§ Exercise
List all lines of the data containing the word "должны".

§ Records for the exercise

----------

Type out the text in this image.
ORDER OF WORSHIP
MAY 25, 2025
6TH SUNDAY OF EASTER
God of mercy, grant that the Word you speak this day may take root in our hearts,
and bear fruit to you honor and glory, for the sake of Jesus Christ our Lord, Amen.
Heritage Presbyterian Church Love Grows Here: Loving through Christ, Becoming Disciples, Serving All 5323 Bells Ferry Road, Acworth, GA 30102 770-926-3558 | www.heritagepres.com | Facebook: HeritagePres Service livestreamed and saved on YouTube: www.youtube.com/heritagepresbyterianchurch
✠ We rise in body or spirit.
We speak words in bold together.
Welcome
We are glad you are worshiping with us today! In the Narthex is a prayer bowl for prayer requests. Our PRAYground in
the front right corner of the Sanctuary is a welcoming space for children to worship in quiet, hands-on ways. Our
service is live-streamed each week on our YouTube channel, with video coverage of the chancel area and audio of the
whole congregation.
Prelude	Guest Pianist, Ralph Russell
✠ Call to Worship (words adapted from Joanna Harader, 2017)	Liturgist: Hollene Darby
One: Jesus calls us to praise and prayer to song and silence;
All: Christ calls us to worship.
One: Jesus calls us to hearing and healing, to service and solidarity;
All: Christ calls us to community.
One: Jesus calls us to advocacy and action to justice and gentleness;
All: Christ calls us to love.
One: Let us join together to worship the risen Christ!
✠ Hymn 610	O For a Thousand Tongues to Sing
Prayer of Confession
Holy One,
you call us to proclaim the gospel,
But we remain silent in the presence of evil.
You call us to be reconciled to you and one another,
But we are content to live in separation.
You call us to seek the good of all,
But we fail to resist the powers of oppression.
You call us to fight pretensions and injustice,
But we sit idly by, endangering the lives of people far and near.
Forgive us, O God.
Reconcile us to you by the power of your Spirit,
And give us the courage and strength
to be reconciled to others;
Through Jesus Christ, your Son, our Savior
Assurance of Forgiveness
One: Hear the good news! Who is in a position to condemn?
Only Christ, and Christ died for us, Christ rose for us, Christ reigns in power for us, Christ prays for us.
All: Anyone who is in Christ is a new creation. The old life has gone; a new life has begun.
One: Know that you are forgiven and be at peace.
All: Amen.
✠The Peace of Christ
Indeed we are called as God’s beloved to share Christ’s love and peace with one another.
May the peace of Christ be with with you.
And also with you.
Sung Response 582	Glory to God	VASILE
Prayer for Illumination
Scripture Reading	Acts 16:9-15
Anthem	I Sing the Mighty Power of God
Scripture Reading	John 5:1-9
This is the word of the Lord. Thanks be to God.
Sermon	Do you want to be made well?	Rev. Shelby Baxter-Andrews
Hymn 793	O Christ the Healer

----------

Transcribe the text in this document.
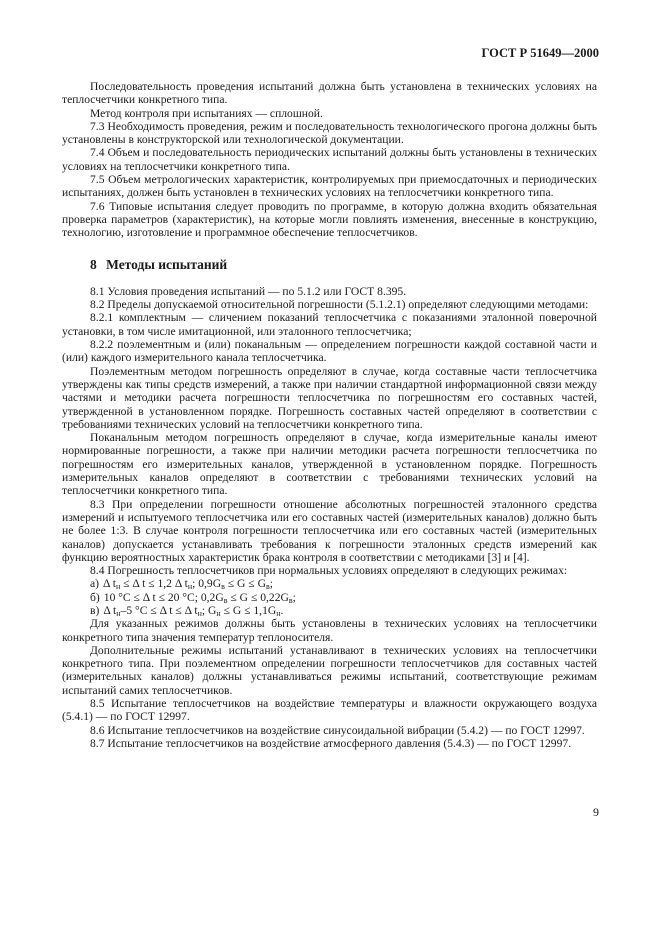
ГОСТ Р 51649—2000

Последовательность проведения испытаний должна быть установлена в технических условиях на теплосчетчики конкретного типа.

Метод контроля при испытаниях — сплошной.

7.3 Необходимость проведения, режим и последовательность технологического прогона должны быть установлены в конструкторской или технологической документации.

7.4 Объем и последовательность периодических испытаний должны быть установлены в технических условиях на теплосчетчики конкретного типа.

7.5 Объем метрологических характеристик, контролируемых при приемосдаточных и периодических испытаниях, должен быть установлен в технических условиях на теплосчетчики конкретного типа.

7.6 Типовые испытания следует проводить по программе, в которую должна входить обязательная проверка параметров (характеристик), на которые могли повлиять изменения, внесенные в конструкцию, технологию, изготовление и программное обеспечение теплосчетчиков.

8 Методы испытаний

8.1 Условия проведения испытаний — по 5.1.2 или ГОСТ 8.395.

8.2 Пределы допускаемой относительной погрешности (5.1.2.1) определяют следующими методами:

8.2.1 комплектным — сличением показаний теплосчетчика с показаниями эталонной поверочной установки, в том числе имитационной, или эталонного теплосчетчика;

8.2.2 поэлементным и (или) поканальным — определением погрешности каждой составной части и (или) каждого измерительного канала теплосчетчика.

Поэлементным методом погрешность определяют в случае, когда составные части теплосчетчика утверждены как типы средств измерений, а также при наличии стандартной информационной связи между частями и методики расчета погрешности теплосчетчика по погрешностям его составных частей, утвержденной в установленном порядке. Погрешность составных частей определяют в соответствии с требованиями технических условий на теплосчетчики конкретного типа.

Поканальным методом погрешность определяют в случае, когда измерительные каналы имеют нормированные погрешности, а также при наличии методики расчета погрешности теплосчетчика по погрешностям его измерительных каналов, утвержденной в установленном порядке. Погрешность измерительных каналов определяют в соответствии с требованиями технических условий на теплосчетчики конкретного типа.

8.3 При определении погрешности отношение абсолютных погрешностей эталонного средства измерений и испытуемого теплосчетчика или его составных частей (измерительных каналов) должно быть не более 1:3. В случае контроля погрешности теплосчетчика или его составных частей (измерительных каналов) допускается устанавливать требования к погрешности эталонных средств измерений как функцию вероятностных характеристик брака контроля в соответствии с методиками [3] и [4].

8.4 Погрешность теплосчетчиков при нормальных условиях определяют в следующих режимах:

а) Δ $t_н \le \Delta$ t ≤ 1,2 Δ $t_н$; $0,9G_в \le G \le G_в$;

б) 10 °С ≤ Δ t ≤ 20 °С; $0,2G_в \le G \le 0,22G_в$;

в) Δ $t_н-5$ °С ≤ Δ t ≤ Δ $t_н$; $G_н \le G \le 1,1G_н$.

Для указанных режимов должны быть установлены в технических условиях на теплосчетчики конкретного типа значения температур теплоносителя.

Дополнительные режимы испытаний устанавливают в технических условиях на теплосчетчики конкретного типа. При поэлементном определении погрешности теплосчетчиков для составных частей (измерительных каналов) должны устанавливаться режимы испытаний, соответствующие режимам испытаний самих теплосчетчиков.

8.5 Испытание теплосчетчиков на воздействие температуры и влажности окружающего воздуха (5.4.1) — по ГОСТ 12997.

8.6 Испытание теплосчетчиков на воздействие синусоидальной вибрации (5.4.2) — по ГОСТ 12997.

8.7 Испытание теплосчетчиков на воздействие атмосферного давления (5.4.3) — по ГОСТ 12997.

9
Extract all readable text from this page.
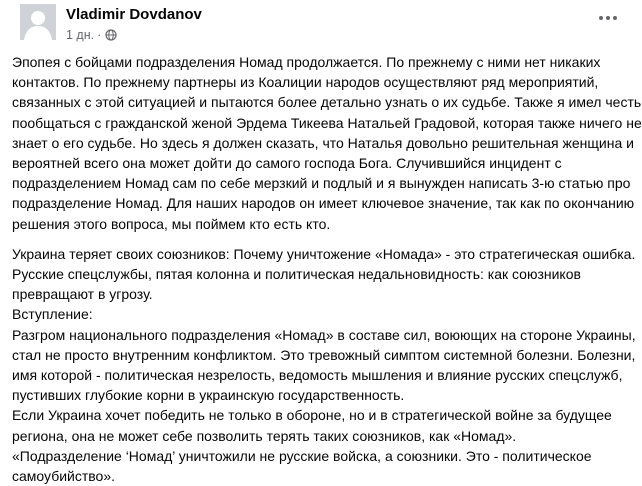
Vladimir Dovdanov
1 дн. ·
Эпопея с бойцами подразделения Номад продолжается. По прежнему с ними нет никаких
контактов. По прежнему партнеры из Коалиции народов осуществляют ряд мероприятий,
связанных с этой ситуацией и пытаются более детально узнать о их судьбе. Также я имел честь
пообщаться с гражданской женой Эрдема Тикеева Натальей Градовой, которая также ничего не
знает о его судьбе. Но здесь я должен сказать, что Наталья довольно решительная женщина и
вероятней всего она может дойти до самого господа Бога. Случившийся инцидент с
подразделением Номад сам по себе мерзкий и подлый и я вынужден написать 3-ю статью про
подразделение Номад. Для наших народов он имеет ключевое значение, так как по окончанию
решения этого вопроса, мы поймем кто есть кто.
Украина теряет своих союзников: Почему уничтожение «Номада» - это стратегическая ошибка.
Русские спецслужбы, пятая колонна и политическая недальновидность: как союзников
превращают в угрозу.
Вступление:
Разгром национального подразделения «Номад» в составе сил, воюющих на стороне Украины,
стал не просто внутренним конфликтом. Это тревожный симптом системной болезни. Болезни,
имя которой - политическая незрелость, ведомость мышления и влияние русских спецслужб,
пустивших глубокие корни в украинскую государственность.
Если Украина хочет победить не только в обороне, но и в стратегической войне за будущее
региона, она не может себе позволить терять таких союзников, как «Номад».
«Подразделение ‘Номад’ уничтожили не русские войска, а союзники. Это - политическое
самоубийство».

----------

§ Worked solution
7.3 Необходимость проведения, режим и последовательность технологического прогона должны быть установлены в конструкторской или технологической документации.
7.4 Объем и последовательность периодических испытаний должны быть установлены в технических условиях на теплосчетчики конкретного типа.
Для указанных режимов должны быть установлены в технических условиях на теплосчетчики конкретного типа значения температур теплоносителя.
Дополнительные режимы испытаний устанавливают в технических условиях на теплосчетчики конкретного типа. При поэлементном определении погрешности теплосчетчиков для составных частей (измерительных каналов) должны устанавливаться режимы испытаний, соответствующие режимам испытаний самих теплосчетчиков.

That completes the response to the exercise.